_To be done_:
**a)** Return the entries verbatim, starting from their first line and ending with the line that contains "command-line: $ ./commandline Dawgs Frogs 7", including both of those lines.
**b)** Continue the post about Steve Wilson's complaints on the music industry, picking up after its final sentence.

_Page_:
— START —

Steve Wilson wrote a column about the internet. I admit I rarely use the PA reviews, although that's in a large part because my current musical interests lie outside this website, and I still haven't gotten around to writing one myself, but I am stunned by the continued absurdity of Steve Wilson. He writes an annoying song called Four Chords That Made A Million to complain about the music industry (while writing a bunch of songs that sound like Pink Floyd). Then, just in case you didn't get it the first time, he writes another song about how much the music industry sucks and lacks originally on In Abstentia, but that very song is a direct homage to Have A Cigar and is on an album that marked a major mainstream turn in his sound. Then he complains about modern music again on FOABP while continuing to sound even more like alt-rock and moving to Roadrunner, the home of Nickelback, Slipknot, Alter Bridge, Stone Sour, Korn, Dragonforce, CKY, and Rob Zombie, and there's probably more complaining on Deadwing and The Incident but I don't know or care about them.

— END —

_Material for the task_:

— START —

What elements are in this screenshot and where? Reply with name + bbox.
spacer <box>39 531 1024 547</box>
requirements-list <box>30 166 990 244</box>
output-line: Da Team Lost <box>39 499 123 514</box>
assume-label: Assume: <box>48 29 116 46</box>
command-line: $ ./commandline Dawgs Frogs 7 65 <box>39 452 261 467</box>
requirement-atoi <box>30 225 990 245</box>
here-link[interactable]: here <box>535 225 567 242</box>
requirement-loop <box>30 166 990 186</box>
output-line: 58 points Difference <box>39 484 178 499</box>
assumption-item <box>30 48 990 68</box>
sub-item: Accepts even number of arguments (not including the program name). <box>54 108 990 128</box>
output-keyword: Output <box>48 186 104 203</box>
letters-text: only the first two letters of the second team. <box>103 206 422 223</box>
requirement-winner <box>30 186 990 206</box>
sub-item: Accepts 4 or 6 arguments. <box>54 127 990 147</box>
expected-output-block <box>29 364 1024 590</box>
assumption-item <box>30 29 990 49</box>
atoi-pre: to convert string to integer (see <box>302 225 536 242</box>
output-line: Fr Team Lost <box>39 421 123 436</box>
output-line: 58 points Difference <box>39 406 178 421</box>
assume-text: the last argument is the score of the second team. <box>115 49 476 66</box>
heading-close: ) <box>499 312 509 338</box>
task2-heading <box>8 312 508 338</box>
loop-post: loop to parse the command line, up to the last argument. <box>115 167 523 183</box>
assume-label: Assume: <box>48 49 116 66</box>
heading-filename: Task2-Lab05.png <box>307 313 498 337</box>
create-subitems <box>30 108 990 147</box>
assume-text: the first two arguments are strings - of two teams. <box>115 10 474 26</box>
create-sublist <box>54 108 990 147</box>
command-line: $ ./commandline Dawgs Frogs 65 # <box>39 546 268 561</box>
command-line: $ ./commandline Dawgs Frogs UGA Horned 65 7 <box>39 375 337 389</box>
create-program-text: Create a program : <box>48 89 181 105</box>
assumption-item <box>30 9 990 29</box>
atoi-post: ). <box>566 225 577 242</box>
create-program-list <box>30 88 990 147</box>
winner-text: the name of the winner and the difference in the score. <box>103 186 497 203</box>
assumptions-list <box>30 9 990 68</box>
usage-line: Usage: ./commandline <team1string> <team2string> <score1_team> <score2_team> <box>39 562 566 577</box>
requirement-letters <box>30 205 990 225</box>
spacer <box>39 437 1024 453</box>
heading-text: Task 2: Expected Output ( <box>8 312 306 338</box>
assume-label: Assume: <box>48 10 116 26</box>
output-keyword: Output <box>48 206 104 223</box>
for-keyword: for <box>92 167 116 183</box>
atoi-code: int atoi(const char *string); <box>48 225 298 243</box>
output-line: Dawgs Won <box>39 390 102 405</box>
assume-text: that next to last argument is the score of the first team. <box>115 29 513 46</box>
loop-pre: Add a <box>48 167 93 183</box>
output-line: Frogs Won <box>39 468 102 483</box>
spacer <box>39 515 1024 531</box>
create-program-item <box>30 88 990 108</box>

— END —

_Exercise results_:
**a)**
What elements are in this screenshot and where? Reply with name + bbox.
spacer <box>39 531 1024 547</box>
requirements-list <box>30 166 990 244</box>
output-line: Da Team Lost <box>39 499 123 514</box>
assume-label: Assume: <box>48 29 116 46</box>
command-line: $ ./commandline Dawgs Frogs 7 65 <box>39 452 261 467</box>

**b)**
Then, he decides that Lester Bangs is what the world needs right now to get people thinking about music? The music press has always been an extension of and an enabler of the corporate music scene that keeps him up at night, seething with rage (despite that every band he loves from the '70s was part of it). If we can't think and learn for ourselves, who is it that should appoint the journalists to think for us and force us into limited ranges of opinions? It's just....Steve Wilson obviously cares a lot about prog, even if he doesn't want PT to be thought of as prog, but I, and I think almost every other prog fan around, would put anybody who has ever written for Rolling Stone very far down the list of "People whose musical opinions I could care about". Is he just being contrarian now? I'm sorry you are 42, Steve, and you wish you had been born 30 years earlier, but I cannot fathom somebody thinking that the music press was one of the good things from the '70s!  Pitchfork can w**k out a pretentiously unreadable review just as well as Lester or any other critic could, I don't see the big deal about print journalism. And the 15 year old Metallica fans really have nothing to do with it.

Do you think that the internet is lowering the quality of musical discourse? Should magazines write better reviews? Did they ever write good reviews? What constitutes a "good review"? Do you want Steve Wilson to shut up? Would you like to answer your own question that I did not pose here, perhaps one that does not relate to the topic at all?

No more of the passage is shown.